Records shown:
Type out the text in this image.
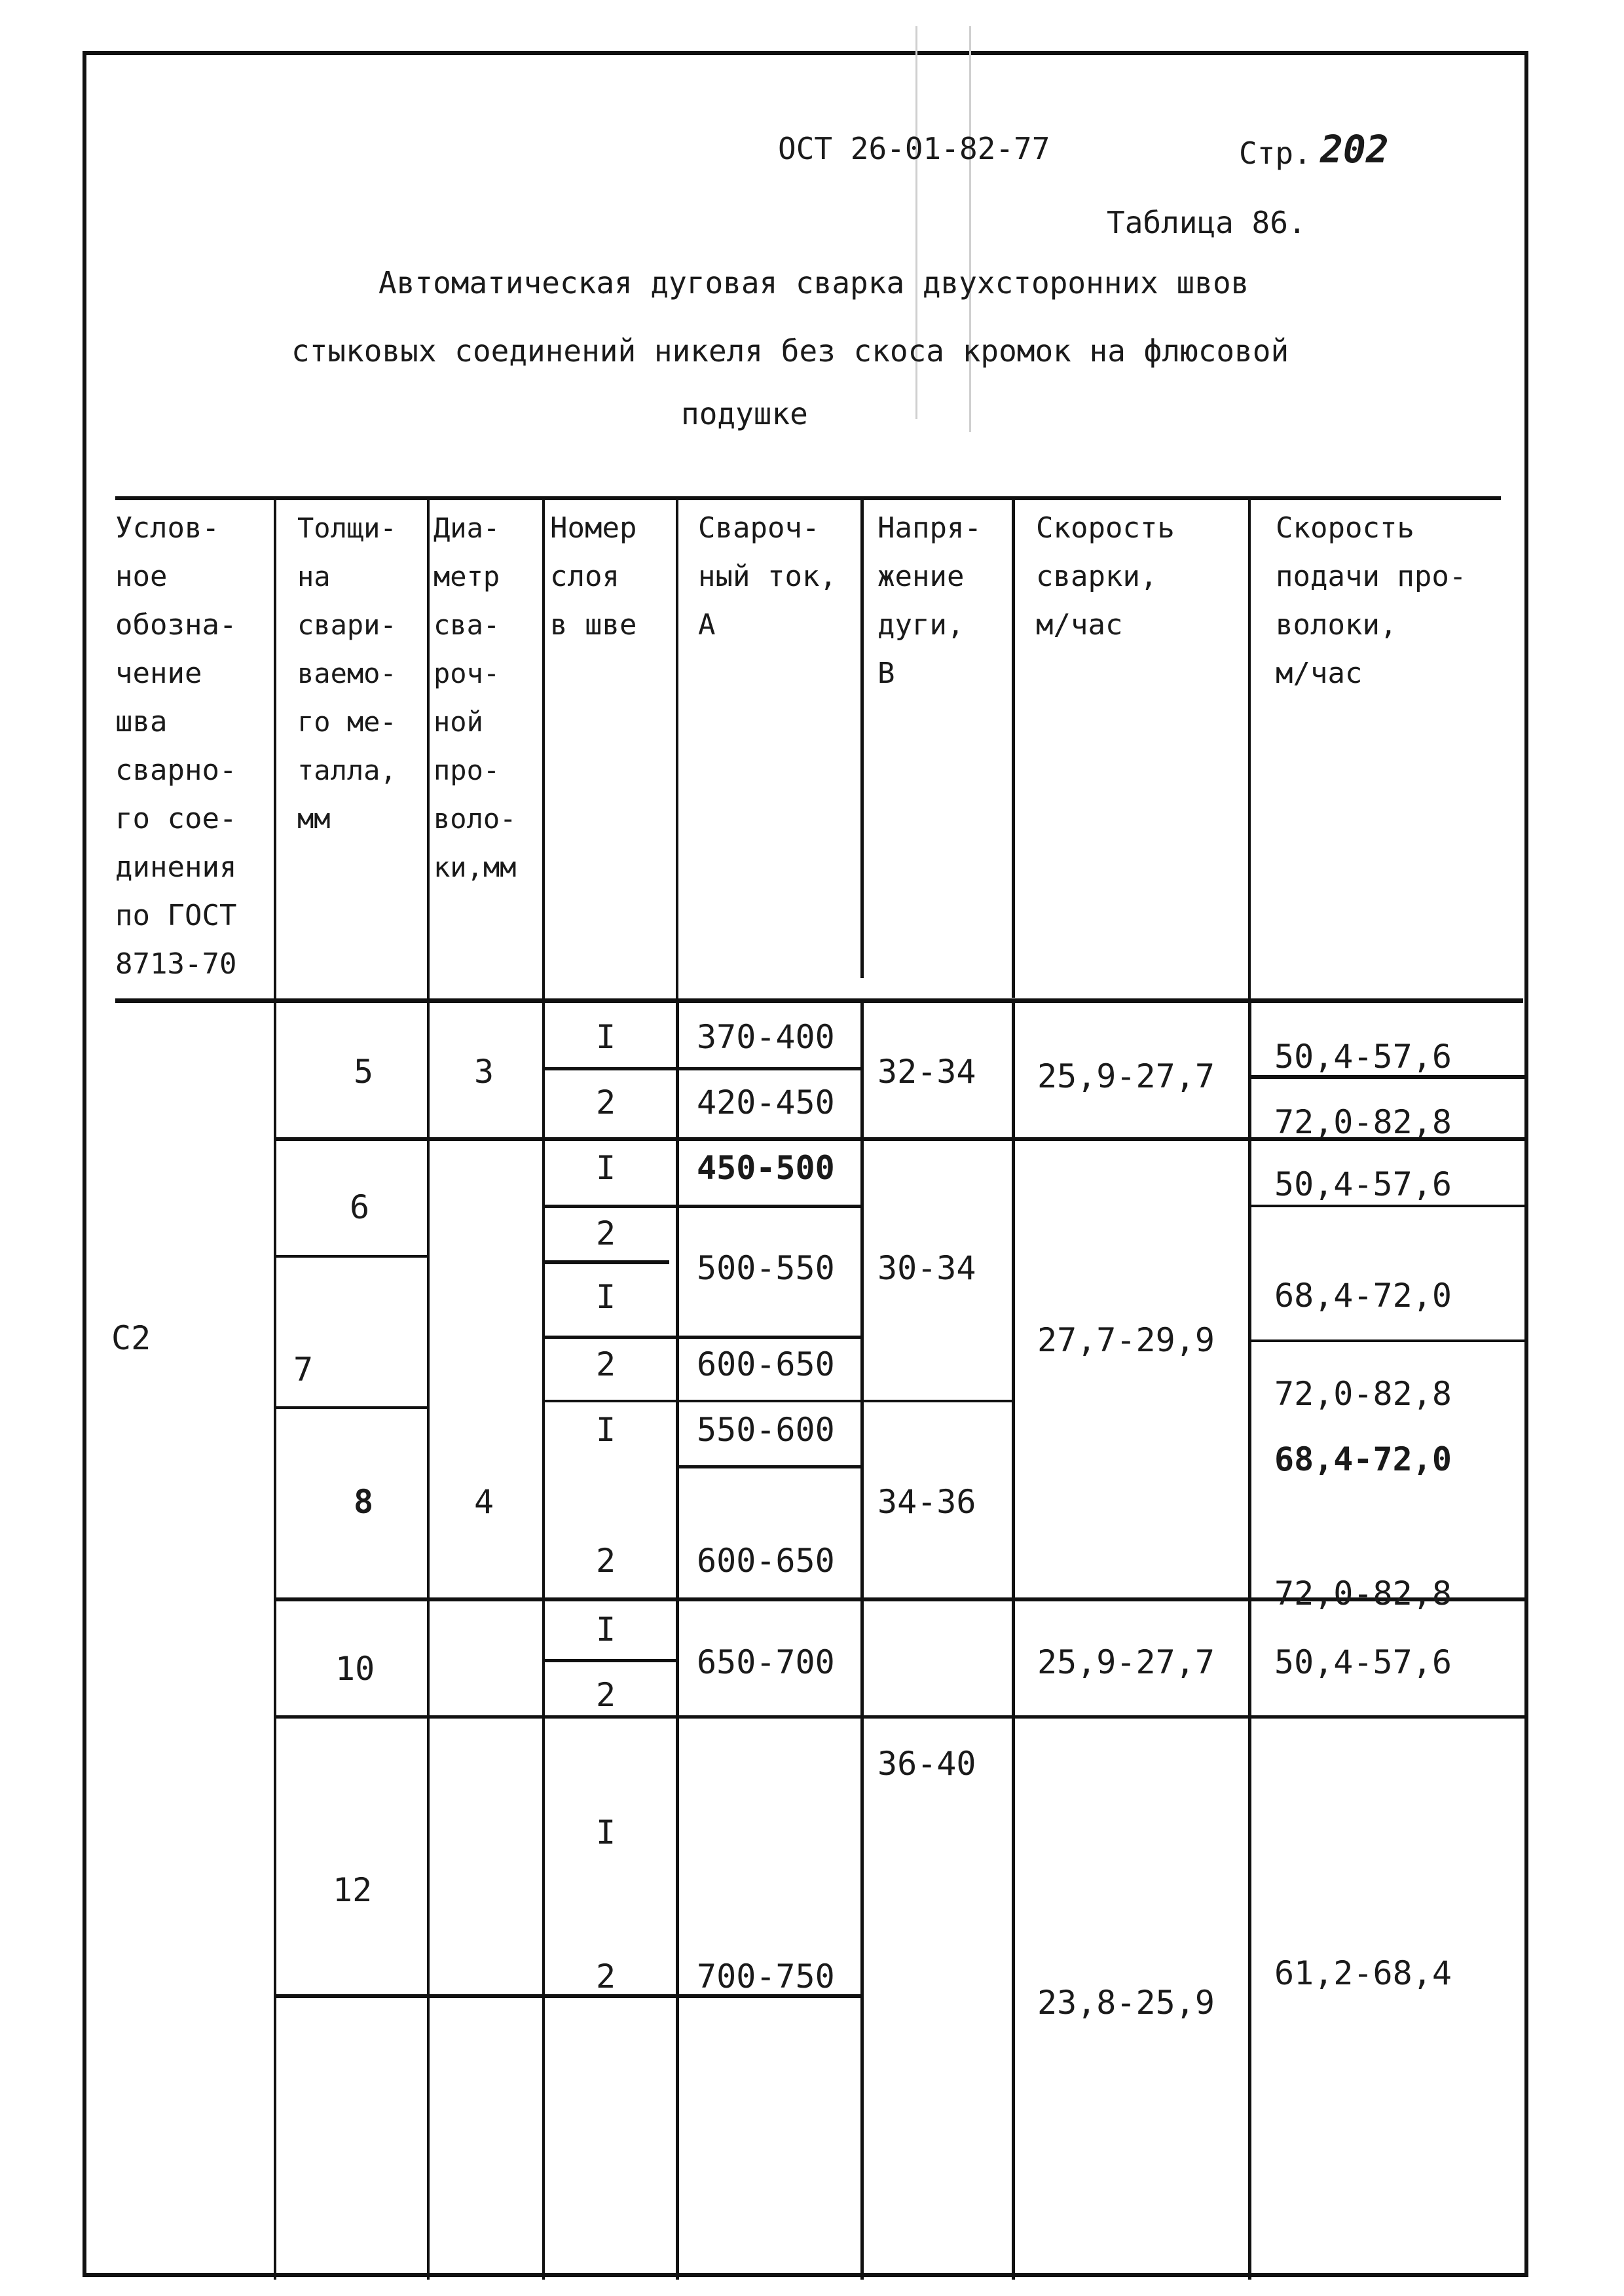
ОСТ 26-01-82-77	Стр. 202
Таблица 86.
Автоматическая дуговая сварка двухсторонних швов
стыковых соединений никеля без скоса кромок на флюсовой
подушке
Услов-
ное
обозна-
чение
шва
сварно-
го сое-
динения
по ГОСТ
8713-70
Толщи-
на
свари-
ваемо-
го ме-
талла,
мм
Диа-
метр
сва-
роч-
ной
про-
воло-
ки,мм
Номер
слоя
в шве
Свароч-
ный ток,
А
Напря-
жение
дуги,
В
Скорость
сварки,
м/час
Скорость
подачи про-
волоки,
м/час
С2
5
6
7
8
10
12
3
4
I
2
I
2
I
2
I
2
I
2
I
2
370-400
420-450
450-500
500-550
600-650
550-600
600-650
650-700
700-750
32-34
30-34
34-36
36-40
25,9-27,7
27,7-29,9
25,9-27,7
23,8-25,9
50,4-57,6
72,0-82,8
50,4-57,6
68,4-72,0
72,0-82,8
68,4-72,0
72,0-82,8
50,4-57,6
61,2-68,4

Goal of the exercise:
Restate every record exactly, please; do not copy the pictures.

Exercise answer:
Type out the text in this image.
ОСТ 26-01-82-77	Стр. 202
Таблица 86.
Автоматическая дуговая сварка двухсторонних швов
стыковых соединений никеля без скоса кромок на флюсовой
подушке
Услов-
ное
обозна-
чение
шва
сварно-
го сое-
динения
по ГОСТ
8713-70
Толщи-
на
свари-
ваемо-
го ме-
талла,
мм
Диа-
метр
сва-
роч-
ной
про-
воло-
ки,мм
Номер
слоя
в шве
Свароч-
ный ток,
А
Напря-
жение
дуги,
В
Скорость
сварки,
м/час
Скорость
подачи про-
волоки,
м/час
С2
5
6
7
8
10
12
3
4
I
2
I
2
I
2
I
2
I
2
I
2
370-400
420-450
450-500
500-550
600-650
550-600
600-650
650-700
700-750
32-34
30-34
34-36
36-40
25,9-27,7
27,7-29,9
25,9-27,7
23,8-25,9
50,4-57,6
72,0-82,8
50,4-57,6
68,4-72,0
72,0-82,8
68,4-72,0
72,0-82,8
50,4-57,6
61,2-68,4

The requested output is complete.